=== What you need to do ===
Retype all material exactly. Pictures stay out of the copy.

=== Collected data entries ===
+++
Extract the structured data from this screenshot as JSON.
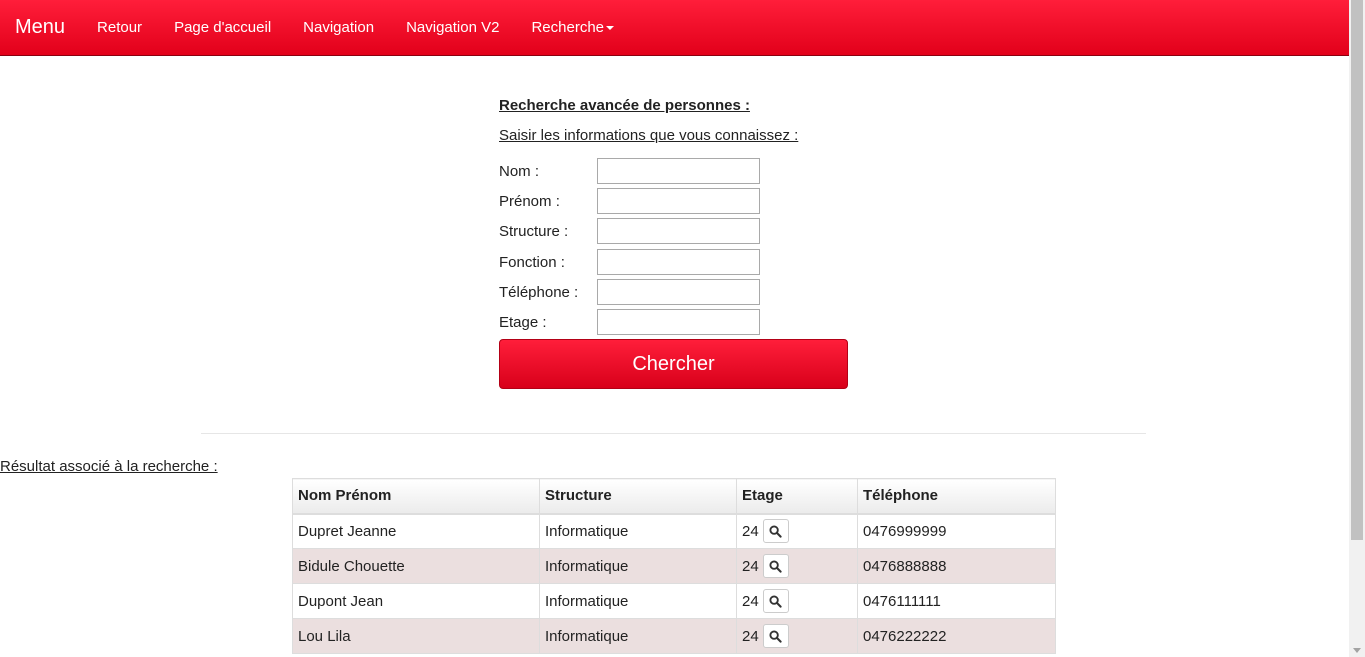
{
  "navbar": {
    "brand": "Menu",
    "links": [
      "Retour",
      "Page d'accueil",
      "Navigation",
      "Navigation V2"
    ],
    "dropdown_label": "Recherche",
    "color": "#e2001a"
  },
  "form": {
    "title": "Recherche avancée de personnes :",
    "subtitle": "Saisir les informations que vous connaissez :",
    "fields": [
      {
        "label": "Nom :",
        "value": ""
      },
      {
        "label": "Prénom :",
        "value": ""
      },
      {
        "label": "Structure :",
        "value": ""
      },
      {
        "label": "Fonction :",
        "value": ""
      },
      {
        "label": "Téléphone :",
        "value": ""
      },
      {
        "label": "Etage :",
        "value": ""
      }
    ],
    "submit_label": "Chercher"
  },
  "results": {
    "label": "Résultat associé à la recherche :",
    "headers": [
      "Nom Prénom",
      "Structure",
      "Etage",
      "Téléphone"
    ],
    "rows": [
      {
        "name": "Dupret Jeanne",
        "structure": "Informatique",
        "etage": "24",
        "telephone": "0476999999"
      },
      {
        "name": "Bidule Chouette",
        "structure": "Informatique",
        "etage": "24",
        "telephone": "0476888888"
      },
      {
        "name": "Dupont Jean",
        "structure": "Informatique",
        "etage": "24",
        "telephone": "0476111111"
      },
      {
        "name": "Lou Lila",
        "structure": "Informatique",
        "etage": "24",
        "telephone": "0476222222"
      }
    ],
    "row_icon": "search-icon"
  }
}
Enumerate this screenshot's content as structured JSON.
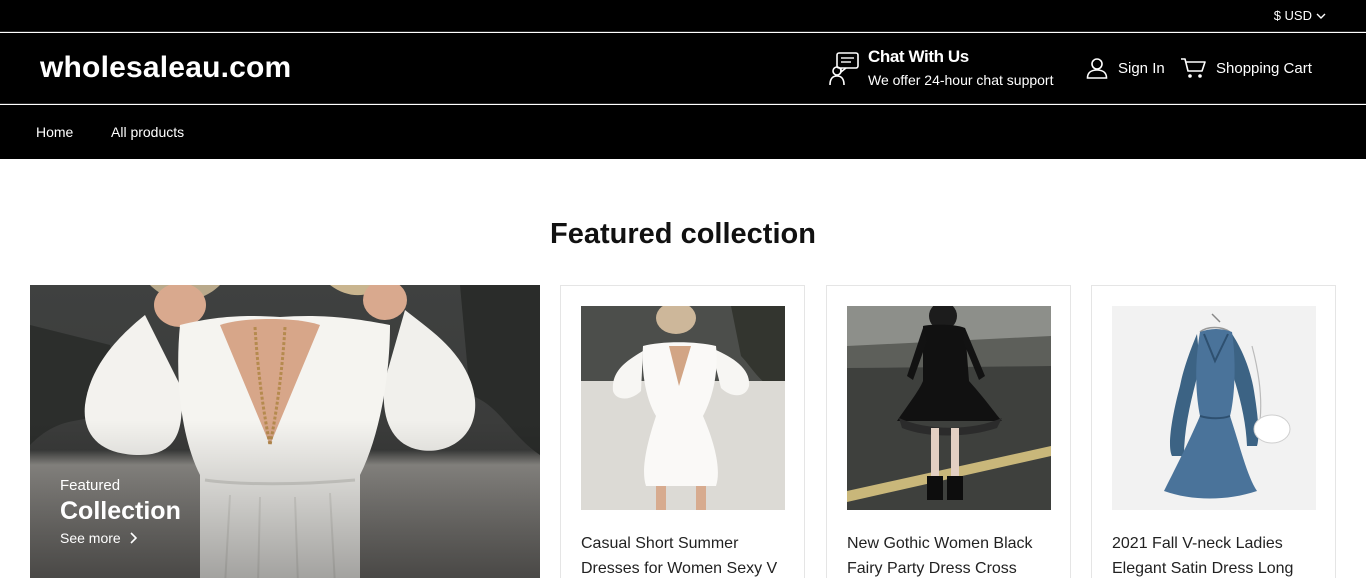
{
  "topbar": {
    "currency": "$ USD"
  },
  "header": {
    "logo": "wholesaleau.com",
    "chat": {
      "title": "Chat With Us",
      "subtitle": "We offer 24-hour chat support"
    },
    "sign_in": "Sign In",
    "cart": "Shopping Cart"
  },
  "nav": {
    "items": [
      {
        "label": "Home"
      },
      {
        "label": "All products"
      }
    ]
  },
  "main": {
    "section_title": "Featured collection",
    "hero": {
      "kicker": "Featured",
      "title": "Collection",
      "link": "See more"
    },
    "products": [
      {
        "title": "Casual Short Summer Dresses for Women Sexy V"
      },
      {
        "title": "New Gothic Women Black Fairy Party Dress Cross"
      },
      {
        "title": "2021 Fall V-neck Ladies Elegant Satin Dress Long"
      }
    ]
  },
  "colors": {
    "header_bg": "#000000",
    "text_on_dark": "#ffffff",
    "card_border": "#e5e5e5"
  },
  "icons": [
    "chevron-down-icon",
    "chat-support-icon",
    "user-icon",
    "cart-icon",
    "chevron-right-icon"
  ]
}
+++
=== Response ===
Extract the structured data from this screenshot as JSON.
{
  "navbar": {
    "brand": "Menu",
    "links": [
      "Retour",
      "Page d'accueil",
      "Navigation",
      "Navigation V2"
    ],
    "dropdown_label": "Recherche",
    "color": "#e2001a"
  },
  "form": {
    "title": "Recherche avancée de personnes :",
    "subtitle": "Saisir les informations que vous connaissez :",
    "fields": [
      {
        "label": "Nom :",
        "value": ""
      },
      {
        "label": "Prénom :",
        "value": ""
      },
      {
        "label": "Structure :",
        "value": ""
      },
      {
        "label": "Fonction :",
        "value": ""
      },
      {
        "label": "Téléphone :",
        "value": ""
      },
      {
        "label": "Etage :",
        "value": ""
      }
    ],
    "submit_label": "Chercher"
  },
  "results": {
    "label": "Résultat associé à la recherche :",
    "headers": [
      "Nom Prénom",
      "Structure",
      "Etage",
      "Téléphone"
    ],
    "rows": [
      {
        "name": "Dupret Jeanne",
        "structure": "Informatique",
        "etage": "24",
        "telephone": "0476999999"
      },
      {
        "name": "Bidule Chouette",
        "structure": "Informatique",
        "etage": "24",
        "telephone": "0476888888"
      },
      {
        "name": "Dupont Jean",
        "structure": "Informatique",
        "etage": "24",
        "telephone": "0476111111"
      },
      {
        "name": "Lou Lila",
        "structure": "Informatique",
        "etage": "24",
        "telephone": "0476222222"
      }
    ],
    "row_icon": "search-icon"
  }
}
Enumerate this screenshot's content as structured JSON.
{
  "topbar": {
    "currency": "$ USD"
  },
  "header": {
    "logo": "wholesaleau.com",
    "chat": {
      "title": "Chat With Us",
      "subtitle": "We offer 24-hour chat support"
    },
    "sign_in": "Sign In",
    "cart": "Shopping Cart"
  },
  "nav": {
    "items": [
      {
        "label": "Home"
      },
      {
        "label": "All products"
      }
    ]
  },
  "main": {
    "section_title": "Featured collection",
    "hero": {
      "kicker": "Featured",
      "title": "Collection",
      "link": "See more"
    },
    "products": [
      {
        "title": "Casual Short Summer Dresses for Women Sexy V"
      },
      {
        "title": "New Gothic Women Black Fairy Party Dress Cross"
      },
      {
        "title": "2021 Fall V-neck Ladies Elegant Satin Dress Long"
      }
    ]
  },
  "colors": {
    "header_bg": "#000000",
    "text_on_dark": "#ffffff",
    "card_border": "#e5e5e5"
  },
  "icons": [
    "chevron-down-icon",
    "chat-support-icon",
    "user-icon",
    "cart-icon",
    "chevron-right-icon"
  ]
}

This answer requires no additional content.